• **DO THIS**: Provide the count of lines that hold "filter" and no other output.

• **PROVIDED DATA**:

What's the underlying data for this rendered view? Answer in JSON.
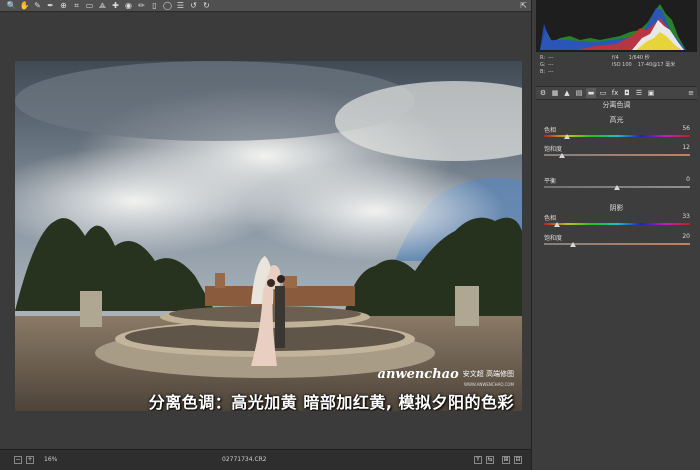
{
  "toolbar": {
    "tools": [
      {
        "icon": "zoom-icon",
        "glyph": "🔍"
      },
      {
        "icon": "hand-icon",
        "glyph": "✋"
      },
      {
        "icon": "white-balance-icon",
        "glyph": "✎"
      },
      {
        "icon": "color-sampler-icon",
        "glyph": "✒"
      },
      {
        "icon": "target-adjust-icon",
        "glyph": "⊕"
      },
      {
        "icon": "crop-icon",
        "glyph": "⌗"
      },
      {
        "icon": "straighten-icon",
        "glyph": "▭"
      },
      {
        "icon": "transform-icon",
        "glyph": "⟁"
      },
      {
        "icon": "spot-removal-icon",
        "glyph": "✚"
      },
      {
        "icon": "red-eye-icon",
        "glyph": "◉"
      },
      {
        "icon": "brush-icon",
        "glyph": "✏"
      },
      {
        "icon": "graduated-filter-icon",
        "glyph": "▯"
      },
      {
        "icon": "radial-filter-icon",
        "glyph": "◯"
      },
      {
        "icon": "preferences-icon",
        "glyph": "☰"
      },
      {
        "icon": "rotate-left-icon",
        "glyph": "↺"
      },
      {
        "icon": "rotate-right-icon",
        "glyph": "↻"
      }
    ],
    "right_icon": "fullscreen-icon",
    "right_glyph": "⇱"
  },
  "photo": {
    "watermark_script": "anwenchao",
    "watermark_cn": "安文超 高端修图",
    "watermark_url": "WWW.ANWENCHAO.COM",
    "caption": "分离色调：高光加黄 暗部加红黄, 模拟夕阳的色彩"
  },
  "statusbar": {
    "zoom": "16%",
    "filename": "02771734.CR2",
    "btn_left1": "−",
    "btn_left2": "+",
    "btn_right1": "Y",
    "btn_right2": "⇆",
    "btn_right3": "⊞",
    "btn_right4": "⊟"
  },
  "info": {
    "r_label": "R:",
    "r_val": "---",
    "g_label": "G:",
    "g_val": "---",
    "b_label": "B:",
    "b_val": "---",
    "aperture": "f/4",
    "shutter": "1/640 秒",
    "iso": "ISO 100",
    "lens": "17-40@17 毫米"
  },
  "tabs": {
    "icons": [
      "basic-icon",
      "tone-curve-icon",
      "detail-icon",
      "hsl-icon",
      "split-toning-icon",
      "lens-icon",
      "fx-icon",
      "camera-calibration-icon",
      "presets-icon",
      "snapshots-icon"
    ],
    "glyphs": [
      "⚙",
      "▦",
      "▲",
      "▤",
      "▬",
      "▭",
      "fx",
      "◘",
      "☰",
      "▣"
    ],
    "menu_glyph": "≡"
  },
  "panel": {
    "title": "分离色调",
    "highlights_title": "高光",
    "highlights": [
      {
        "label": "色相",
        "value": "56",
        "fraction": 0.16,
        "track": "hue"
      },
      {
        "label": "饱和度",
        "value": "12",
        "fraction": 0.12,
        "track": "sat"
      }
    ],
    "balance": {
      "label": "平衡",
      "value": "0",
      "fraction": 0.5,
      "track": "gray"
    },
    "shadows_title": "阴影",
    "shadows": [
      {
        "label": "色相",
        "value": "33",
        "fraction": 0.09,
        "track": "hue"
      },
      {
        "label": "饱和度",
        "value": "20",
        "fraction": 0.2,
        "track": "sat"
      }
    ]
  },
  "colors": {
    "panel_bg": "#3d3d3d",
    "toolbar_bg": "#505050",
    "canvas_bg": "#3b3b3b"
  }
}
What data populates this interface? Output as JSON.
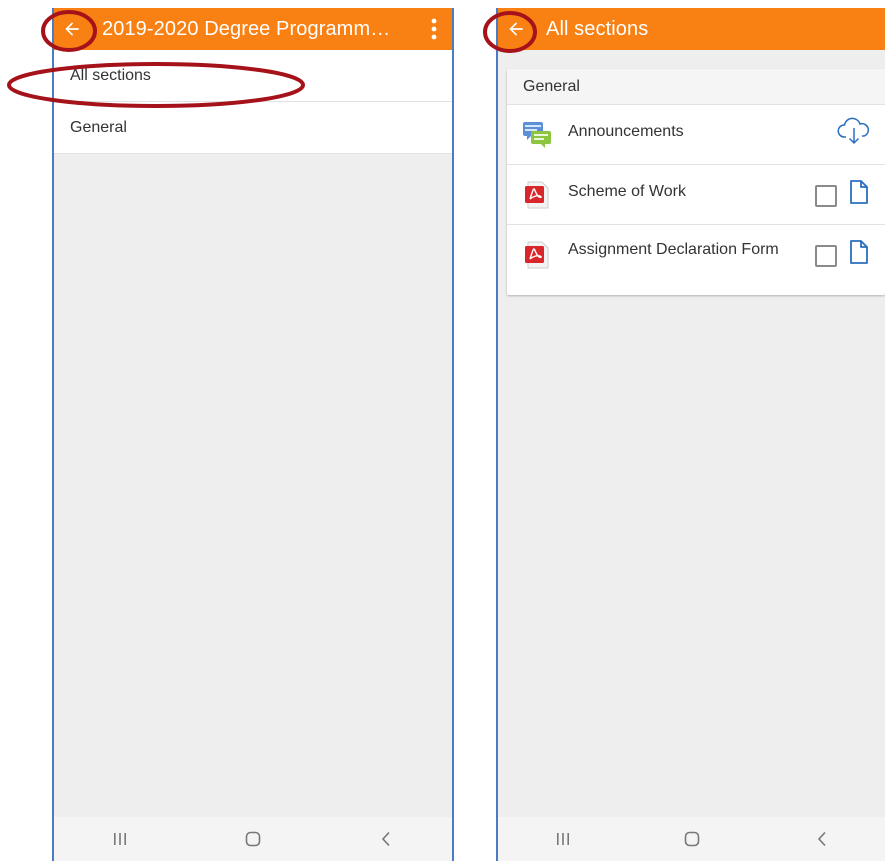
{
  "colors": {
    "accent": "#f98012",
    "annotation": "#a6121a",
    "frame": "#4a7cc4"
  },
  "left_screen": {
    "appbar": {
      "back_icon": "arrow-left-icon",
      "title": "2019-2020 Degree Programm…",
      "more_icon": "more-vertical-icon"
    },
    "sections": [
      {
        "label": "All sections"
      },
      {
        "label": "General"
      }
    ],
    "navbar": {
      "icons": [
        "recent-apps-icon",
        "home-icon",
        "back-chevron-icon"
      ]
    }
  },
  "right_screen": {
    "appbar": {
      "back_icon": "arrow-left-icon",
      "title": "All sections"
    },
    "section": {
      "title": "General",
      "modules": [
        {
          "label": "Announcements",
          "icon": "forum-icon",
          "action": "download-cloud-icon"
        },
        {
          "label": "Scheme of Work",
          "icon": "pdf-icon",
          "checkbox": "unchecked",
          "action": "document-icon"
        },
        {
          "label": "Assignment Declaration Form",
          "icon": "pdf-icon",
          "checkbox": "unchecked",
          "action": "document-icon"
        }
      ]
    },
    "navbar": {
      "icons": [
        "recent-apps-icon",
        "home-icon",
        "back-chevron-icon"
      ]
    }
  }
}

• **THE OUTPUT**: 2